▶ [Exercise requirements]
In the entries below, express everything from the line containing "scatter-point-gender-2 bbox=[1336, 313, 1342, 318]" down to the line containing "birth-bar-1999 bbox=[486, 810, 491, 1032]" as a JSON list of strings, one string per line. Include both end lines and omit any blank lines.

Spatial annotation entries
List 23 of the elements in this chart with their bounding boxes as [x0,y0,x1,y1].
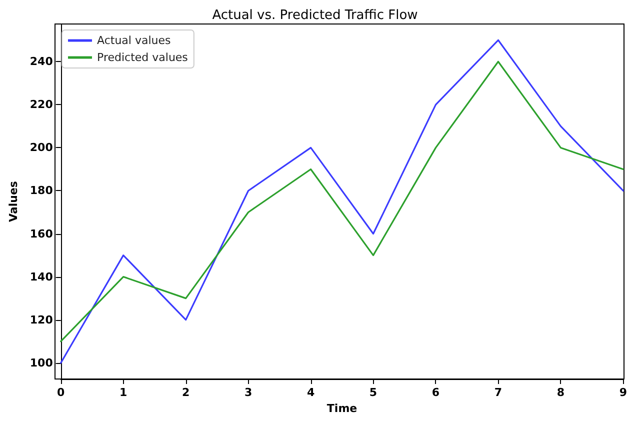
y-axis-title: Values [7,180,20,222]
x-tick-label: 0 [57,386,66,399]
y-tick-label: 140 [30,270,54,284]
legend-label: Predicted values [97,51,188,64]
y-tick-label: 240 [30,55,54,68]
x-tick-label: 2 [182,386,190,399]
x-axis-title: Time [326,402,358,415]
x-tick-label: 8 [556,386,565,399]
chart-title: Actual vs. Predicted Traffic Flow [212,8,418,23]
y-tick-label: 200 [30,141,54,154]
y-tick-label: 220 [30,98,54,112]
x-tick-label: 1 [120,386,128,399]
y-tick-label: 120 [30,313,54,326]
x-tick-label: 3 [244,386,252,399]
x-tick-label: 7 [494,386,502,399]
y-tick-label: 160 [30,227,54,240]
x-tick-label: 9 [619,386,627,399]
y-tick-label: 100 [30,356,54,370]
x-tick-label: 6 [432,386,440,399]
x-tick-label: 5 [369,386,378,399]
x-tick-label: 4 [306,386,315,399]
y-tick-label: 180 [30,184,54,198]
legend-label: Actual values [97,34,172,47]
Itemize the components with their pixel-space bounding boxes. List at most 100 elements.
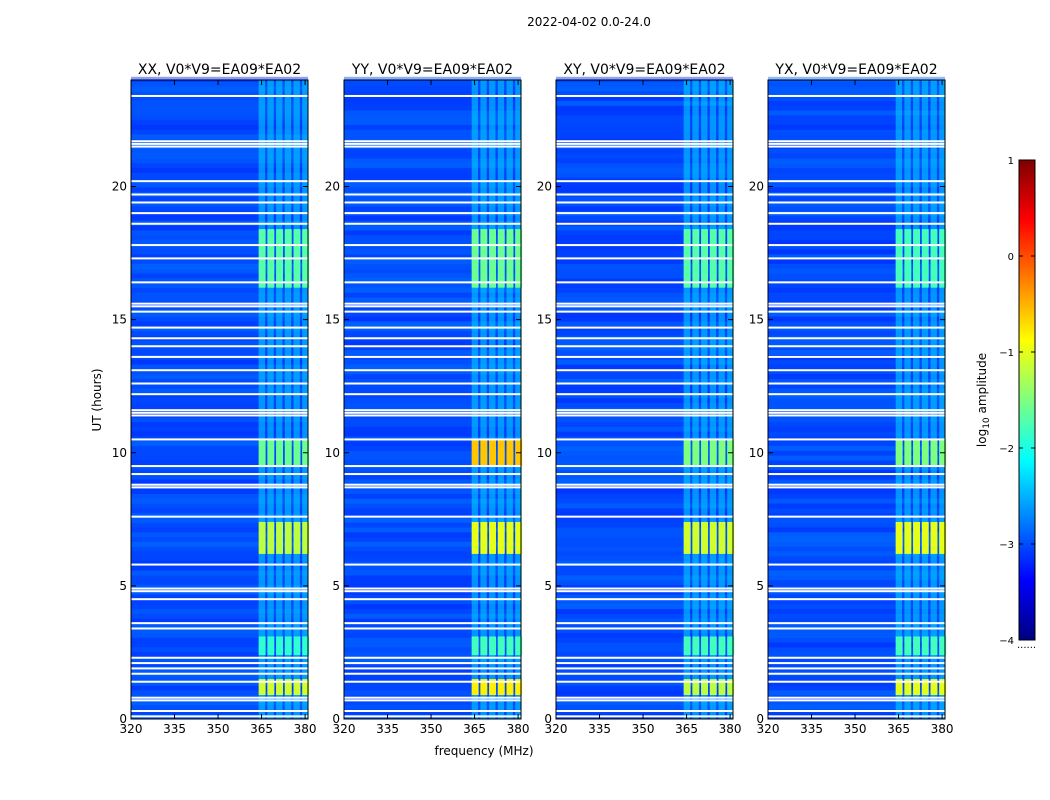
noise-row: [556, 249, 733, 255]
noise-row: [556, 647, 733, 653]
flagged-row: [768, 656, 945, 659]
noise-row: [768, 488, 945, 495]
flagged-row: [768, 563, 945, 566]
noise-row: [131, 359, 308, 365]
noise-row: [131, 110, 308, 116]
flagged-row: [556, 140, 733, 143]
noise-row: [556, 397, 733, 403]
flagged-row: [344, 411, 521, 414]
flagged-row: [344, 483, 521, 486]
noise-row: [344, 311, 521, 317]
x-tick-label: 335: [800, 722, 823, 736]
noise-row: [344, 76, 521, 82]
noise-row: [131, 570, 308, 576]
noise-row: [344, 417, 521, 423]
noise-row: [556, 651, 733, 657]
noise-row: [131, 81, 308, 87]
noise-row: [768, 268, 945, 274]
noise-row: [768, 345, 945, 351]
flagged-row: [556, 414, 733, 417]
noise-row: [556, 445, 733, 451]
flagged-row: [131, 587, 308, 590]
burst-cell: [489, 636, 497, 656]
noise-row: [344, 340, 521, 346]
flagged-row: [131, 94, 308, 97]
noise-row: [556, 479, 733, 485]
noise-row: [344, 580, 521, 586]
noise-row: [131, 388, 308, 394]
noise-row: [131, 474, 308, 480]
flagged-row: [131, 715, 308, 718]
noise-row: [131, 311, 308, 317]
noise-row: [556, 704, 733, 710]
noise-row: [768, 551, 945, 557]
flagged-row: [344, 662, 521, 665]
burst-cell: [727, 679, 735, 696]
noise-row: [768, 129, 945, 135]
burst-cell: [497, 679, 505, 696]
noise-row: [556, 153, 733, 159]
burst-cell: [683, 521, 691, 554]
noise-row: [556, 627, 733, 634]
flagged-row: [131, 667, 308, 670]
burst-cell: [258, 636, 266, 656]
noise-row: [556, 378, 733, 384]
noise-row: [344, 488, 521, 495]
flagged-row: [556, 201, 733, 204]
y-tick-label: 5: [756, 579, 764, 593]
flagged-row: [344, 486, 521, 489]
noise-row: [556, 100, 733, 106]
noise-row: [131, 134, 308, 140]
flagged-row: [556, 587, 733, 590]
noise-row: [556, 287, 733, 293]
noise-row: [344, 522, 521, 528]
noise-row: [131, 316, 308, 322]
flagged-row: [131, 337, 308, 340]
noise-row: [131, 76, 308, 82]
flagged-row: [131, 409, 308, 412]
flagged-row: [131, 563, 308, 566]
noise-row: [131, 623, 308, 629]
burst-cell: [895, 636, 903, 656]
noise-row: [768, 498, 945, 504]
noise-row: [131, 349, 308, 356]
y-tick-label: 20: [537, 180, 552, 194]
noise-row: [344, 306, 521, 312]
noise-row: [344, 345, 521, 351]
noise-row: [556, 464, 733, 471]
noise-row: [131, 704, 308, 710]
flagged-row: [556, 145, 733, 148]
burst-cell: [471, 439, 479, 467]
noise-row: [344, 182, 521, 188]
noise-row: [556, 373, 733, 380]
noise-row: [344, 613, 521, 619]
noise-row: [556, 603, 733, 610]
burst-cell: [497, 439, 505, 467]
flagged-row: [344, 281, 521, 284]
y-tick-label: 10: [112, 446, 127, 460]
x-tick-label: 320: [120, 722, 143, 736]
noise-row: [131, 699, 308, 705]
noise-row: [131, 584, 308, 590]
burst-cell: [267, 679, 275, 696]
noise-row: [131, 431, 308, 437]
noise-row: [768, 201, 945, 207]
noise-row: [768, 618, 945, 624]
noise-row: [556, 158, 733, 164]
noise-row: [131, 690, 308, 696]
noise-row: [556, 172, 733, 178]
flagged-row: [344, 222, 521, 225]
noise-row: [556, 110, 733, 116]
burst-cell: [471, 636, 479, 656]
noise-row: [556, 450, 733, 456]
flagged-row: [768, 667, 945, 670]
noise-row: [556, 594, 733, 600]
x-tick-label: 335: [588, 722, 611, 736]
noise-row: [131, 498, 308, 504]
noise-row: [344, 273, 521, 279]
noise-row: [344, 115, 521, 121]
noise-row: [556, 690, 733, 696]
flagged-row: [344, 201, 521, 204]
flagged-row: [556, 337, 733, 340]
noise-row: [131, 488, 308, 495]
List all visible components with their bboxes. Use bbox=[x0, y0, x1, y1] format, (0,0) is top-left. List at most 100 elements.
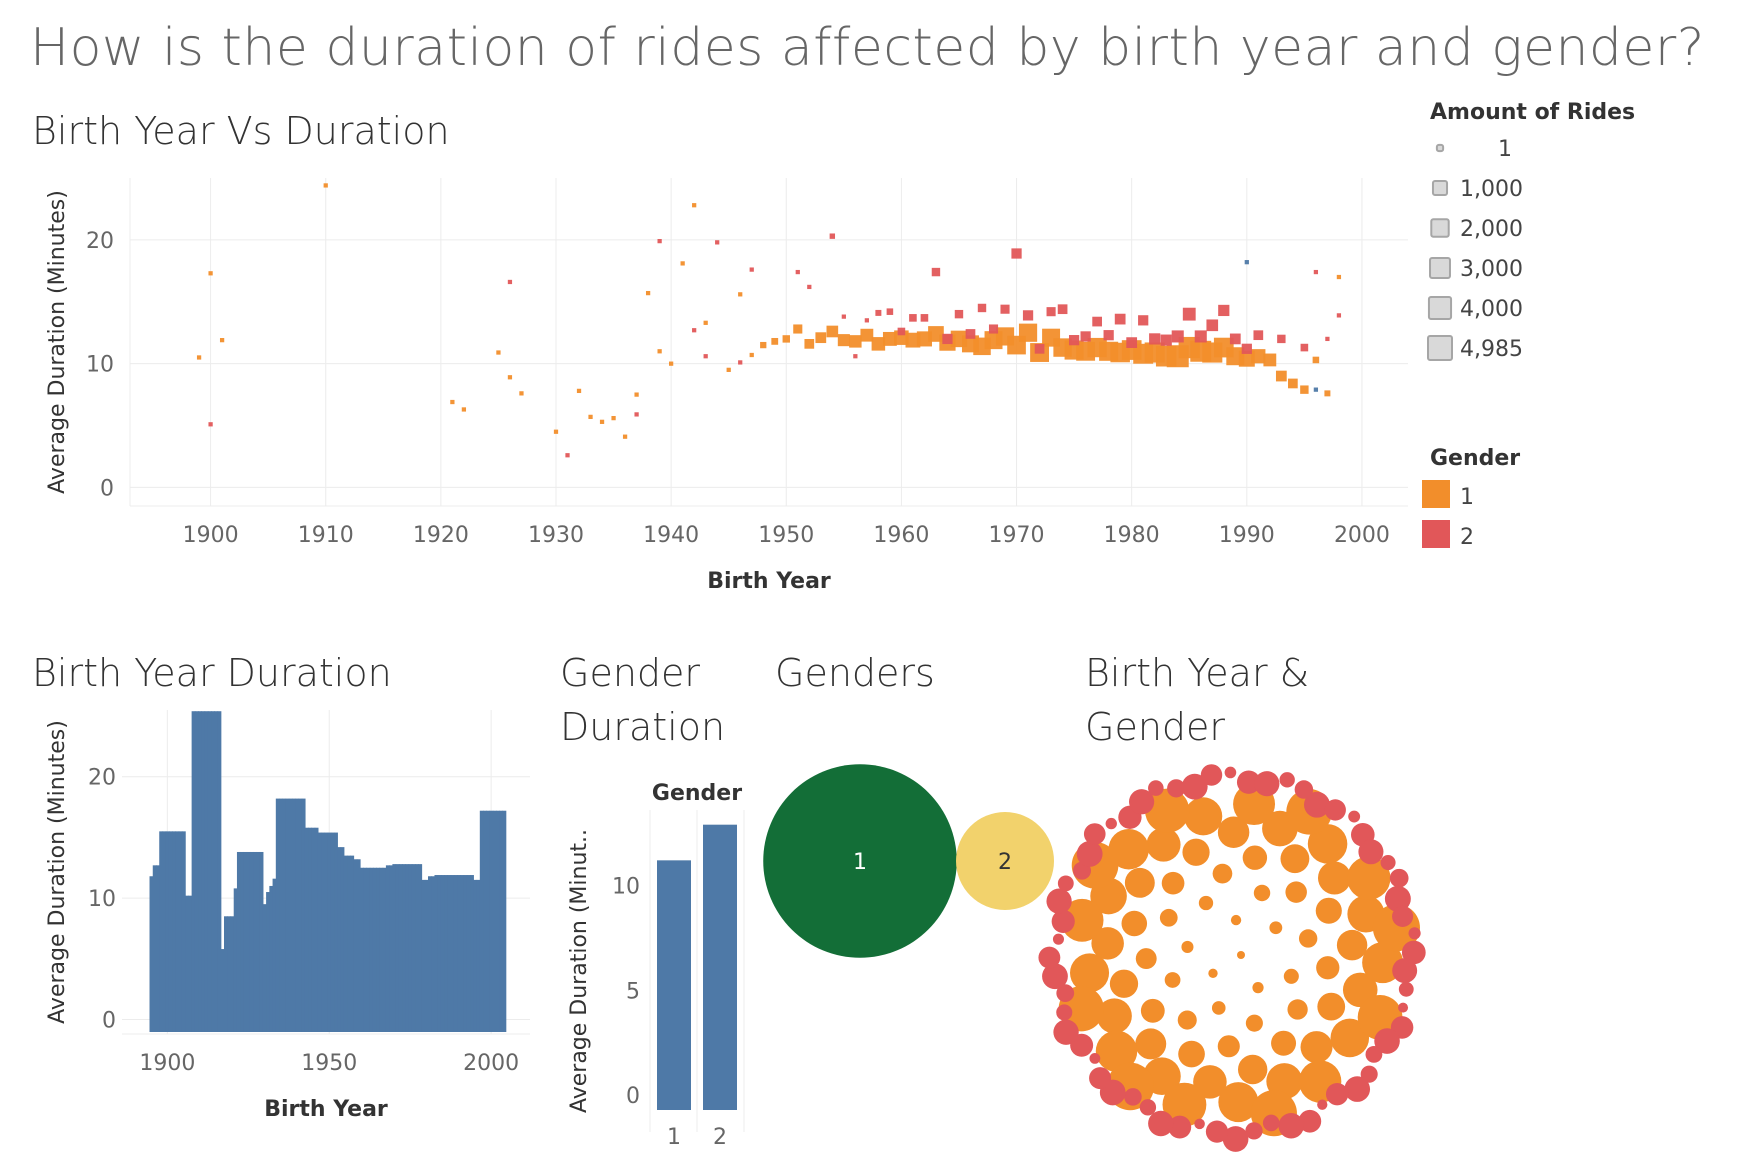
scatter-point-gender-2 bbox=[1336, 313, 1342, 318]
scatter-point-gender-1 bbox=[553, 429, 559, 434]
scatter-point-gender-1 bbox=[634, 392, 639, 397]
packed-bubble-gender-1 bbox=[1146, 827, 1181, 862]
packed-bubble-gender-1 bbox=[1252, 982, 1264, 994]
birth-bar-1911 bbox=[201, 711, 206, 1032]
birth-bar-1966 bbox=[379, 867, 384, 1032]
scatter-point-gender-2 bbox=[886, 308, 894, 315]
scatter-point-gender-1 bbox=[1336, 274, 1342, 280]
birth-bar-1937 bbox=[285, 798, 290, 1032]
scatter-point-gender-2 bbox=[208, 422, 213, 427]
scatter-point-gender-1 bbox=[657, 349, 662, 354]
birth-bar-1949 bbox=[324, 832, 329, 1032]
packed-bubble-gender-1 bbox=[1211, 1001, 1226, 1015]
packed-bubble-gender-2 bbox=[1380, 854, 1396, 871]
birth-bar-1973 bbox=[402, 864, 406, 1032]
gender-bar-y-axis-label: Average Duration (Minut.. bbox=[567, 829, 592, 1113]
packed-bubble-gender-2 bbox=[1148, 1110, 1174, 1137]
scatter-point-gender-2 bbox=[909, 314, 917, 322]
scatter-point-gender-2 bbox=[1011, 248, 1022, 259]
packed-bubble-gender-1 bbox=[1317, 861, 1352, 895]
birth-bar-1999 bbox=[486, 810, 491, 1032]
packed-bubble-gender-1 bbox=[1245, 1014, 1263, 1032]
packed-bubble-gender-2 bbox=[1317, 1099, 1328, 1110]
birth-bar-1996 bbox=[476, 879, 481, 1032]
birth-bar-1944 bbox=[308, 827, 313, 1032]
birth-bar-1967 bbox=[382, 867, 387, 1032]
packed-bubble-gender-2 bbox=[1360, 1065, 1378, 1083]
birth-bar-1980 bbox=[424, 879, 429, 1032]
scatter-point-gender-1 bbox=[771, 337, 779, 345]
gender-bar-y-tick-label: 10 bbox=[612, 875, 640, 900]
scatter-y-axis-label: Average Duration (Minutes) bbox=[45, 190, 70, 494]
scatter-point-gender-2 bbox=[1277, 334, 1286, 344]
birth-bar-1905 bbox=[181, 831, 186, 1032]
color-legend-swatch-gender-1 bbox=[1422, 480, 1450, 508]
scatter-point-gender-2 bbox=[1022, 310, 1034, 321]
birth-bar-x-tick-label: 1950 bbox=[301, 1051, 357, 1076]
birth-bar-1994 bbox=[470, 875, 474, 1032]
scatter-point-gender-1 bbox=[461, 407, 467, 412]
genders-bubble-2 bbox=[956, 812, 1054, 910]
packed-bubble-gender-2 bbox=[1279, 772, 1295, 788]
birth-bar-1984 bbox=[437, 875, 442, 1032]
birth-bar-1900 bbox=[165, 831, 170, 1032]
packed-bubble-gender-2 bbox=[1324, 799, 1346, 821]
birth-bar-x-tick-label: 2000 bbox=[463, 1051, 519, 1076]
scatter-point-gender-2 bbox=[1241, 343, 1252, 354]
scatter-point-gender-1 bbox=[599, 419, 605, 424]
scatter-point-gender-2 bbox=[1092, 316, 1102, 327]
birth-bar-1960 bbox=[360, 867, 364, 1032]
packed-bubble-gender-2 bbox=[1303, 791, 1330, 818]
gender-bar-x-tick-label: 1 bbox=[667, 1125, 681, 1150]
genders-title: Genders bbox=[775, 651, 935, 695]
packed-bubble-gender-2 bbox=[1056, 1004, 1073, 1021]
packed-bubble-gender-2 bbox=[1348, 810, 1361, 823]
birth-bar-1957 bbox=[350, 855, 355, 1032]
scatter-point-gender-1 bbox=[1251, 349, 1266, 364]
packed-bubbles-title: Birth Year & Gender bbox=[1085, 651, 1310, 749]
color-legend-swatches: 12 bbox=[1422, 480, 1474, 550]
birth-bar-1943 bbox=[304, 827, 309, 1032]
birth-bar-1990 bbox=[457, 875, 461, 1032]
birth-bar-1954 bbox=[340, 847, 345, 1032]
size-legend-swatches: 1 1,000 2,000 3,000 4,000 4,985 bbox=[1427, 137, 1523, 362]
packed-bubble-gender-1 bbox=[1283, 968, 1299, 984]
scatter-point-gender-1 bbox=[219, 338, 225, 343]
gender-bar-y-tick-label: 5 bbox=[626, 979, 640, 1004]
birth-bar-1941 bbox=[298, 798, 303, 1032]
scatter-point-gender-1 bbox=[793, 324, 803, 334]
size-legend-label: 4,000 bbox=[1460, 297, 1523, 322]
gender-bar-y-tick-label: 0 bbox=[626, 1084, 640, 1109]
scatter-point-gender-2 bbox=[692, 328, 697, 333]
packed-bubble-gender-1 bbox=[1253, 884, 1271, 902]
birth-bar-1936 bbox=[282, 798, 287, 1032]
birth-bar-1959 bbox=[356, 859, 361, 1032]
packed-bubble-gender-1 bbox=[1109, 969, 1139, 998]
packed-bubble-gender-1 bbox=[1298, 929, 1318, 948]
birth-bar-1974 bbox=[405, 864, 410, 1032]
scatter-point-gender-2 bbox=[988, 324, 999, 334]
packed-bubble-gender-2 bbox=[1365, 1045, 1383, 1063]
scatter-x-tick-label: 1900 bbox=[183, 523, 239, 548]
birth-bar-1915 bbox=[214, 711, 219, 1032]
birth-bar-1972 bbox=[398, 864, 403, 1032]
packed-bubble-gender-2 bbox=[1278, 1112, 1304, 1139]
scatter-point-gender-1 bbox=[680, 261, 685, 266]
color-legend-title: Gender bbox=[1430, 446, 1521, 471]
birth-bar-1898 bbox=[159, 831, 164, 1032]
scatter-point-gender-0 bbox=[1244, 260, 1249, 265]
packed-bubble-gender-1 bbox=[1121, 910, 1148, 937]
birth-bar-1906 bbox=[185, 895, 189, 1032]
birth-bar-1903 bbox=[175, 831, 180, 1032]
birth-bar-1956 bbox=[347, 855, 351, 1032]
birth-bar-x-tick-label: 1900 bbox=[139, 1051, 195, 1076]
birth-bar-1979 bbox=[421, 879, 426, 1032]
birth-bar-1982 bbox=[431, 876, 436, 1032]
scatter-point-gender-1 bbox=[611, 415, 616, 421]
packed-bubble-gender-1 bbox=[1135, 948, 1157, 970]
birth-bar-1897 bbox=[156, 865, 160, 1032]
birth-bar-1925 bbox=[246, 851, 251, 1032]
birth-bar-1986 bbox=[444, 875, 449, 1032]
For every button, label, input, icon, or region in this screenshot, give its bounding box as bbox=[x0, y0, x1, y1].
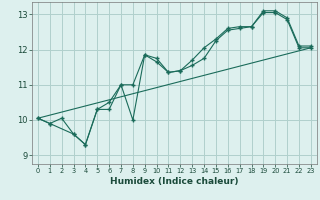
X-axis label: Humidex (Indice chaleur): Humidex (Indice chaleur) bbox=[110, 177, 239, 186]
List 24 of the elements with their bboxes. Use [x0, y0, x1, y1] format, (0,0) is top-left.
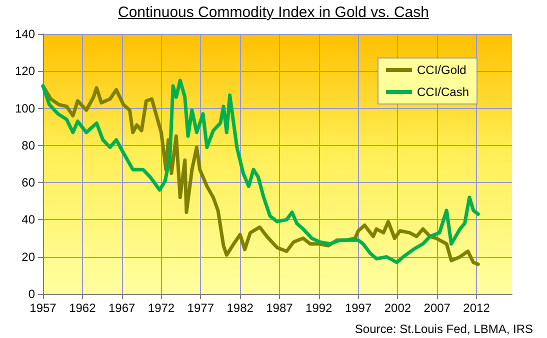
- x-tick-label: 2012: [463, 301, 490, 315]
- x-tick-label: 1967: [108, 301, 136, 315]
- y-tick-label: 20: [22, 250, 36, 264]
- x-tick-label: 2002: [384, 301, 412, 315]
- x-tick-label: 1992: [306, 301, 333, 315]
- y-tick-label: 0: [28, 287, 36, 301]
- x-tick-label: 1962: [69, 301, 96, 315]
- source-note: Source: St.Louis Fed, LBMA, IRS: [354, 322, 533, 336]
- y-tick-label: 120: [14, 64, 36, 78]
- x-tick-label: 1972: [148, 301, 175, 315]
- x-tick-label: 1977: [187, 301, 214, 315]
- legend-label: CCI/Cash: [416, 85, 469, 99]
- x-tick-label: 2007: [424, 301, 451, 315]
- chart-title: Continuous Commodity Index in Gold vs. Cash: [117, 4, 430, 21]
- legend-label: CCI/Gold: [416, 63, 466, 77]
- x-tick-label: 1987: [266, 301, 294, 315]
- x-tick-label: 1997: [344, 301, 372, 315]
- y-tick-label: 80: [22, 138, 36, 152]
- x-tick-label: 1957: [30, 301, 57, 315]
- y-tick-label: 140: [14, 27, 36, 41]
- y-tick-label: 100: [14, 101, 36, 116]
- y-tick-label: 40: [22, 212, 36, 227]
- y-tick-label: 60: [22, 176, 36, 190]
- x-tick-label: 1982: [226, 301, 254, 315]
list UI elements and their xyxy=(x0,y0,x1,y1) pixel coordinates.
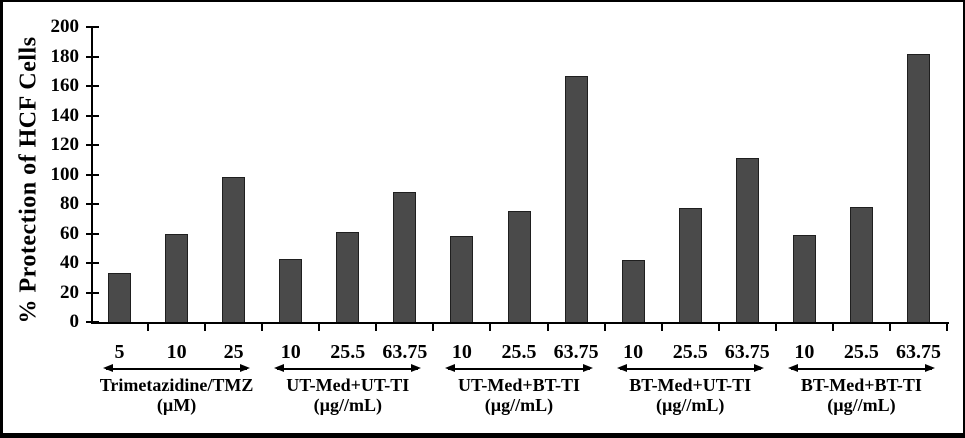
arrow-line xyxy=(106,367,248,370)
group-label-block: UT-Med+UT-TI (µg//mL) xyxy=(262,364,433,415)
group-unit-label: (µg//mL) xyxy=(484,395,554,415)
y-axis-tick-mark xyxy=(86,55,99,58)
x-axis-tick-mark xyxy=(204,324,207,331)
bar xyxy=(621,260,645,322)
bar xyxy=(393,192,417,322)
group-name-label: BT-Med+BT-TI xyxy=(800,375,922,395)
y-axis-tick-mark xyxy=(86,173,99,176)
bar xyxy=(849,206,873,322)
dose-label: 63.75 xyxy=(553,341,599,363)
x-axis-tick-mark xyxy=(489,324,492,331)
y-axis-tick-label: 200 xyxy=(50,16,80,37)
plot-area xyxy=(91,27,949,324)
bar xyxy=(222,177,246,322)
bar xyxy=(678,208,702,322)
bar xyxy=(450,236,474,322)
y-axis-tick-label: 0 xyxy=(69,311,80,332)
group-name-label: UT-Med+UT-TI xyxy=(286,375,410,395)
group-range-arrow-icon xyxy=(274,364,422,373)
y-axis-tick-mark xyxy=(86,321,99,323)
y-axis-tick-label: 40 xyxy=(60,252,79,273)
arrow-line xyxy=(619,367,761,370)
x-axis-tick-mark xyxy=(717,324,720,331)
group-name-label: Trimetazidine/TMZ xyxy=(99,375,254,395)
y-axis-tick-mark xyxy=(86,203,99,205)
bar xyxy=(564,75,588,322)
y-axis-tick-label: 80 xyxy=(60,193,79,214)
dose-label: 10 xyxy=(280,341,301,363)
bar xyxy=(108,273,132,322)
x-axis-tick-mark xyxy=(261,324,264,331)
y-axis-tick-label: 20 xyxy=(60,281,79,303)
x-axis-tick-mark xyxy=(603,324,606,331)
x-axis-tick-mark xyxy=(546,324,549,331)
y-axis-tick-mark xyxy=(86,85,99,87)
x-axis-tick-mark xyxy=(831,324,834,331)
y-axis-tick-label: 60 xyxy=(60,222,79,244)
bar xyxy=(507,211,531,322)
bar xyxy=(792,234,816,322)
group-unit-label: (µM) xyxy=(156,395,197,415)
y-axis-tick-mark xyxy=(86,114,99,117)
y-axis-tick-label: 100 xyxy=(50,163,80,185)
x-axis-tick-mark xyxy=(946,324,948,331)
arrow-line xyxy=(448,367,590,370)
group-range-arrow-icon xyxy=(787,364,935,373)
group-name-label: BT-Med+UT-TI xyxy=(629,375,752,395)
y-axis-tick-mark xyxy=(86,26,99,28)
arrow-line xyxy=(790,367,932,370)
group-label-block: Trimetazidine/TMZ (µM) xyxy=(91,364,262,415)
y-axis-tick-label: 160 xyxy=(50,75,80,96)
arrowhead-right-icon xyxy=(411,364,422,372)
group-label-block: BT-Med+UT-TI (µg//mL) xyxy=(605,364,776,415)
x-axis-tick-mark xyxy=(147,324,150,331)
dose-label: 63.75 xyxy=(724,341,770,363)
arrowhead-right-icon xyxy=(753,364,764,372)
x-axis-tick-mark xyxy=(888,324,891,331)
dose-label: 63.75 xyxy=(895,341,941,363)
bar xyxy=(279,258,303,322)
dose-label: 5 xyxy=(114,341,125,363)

▶ [Finished exercise]
[
  "scatter-point-gender-2 bbox=[1336, 313, 1342, 318]",
  "scatter-point-gender-1 bbox=[553, 429, 559, 434]",
  "scatter-point-gender-1 bbox=[634, 392, 639, 397]",
  "packed-bubble-gender-1 bbox=[1146, 827, 1181, 862]",
  "packed-bubble-gender-1 bbox=[1252, 982, 1264, 994]",
  "birth-bar-1911 bbox=[201, 711, 206, 1032]",
  "birth-bar-1966 bbox=[379, 867, 384, 1032]",
  "scatter-point-gender-2 bbox=[886, 308, 894, 315]",
  "scatter-point-gender-1 bbox=[1336, 274, 1342, 280]",
  "birth-bar-1937 bbox=[285, 798, 290, 1032]",
  "scatter-point-gender-2 bbox=[208, 422, 213, 427]",
  "scatter-point-gender-1 bbox=[657, 349, 662, 354]",
  "birth-bar-1949 bbox=[324, 832, 329, 1032]",
  "packed-bubble-gender-1 bbox=[1211, 1001, 1226, 1015]",
  "packed-bubble-gender-2 bbox=[1380, 854, 1396, 871]",
  "birth-bar-1973 bbox=[402, 864, 406, 1032]",
  "gender-bar-y-axis-label: Average Duration (Minut.. bbox=[567, 829, 592, 1113]",
  "packed-bubble-gender-2 bbox=[1148, 1110, 1174, 1137]",
  "scatter-point-gender-2 bbox=[909, 314, 917, 322]",
  "scatter-point-gender-2 bbox=[1011, 248, 1022, 259]",
  "packed-bubble-gender-1 bbox=[1317, 861, 1352, 895]",
  "birth-bar-1999 bbox=[486, 810, 491, 1032]"
]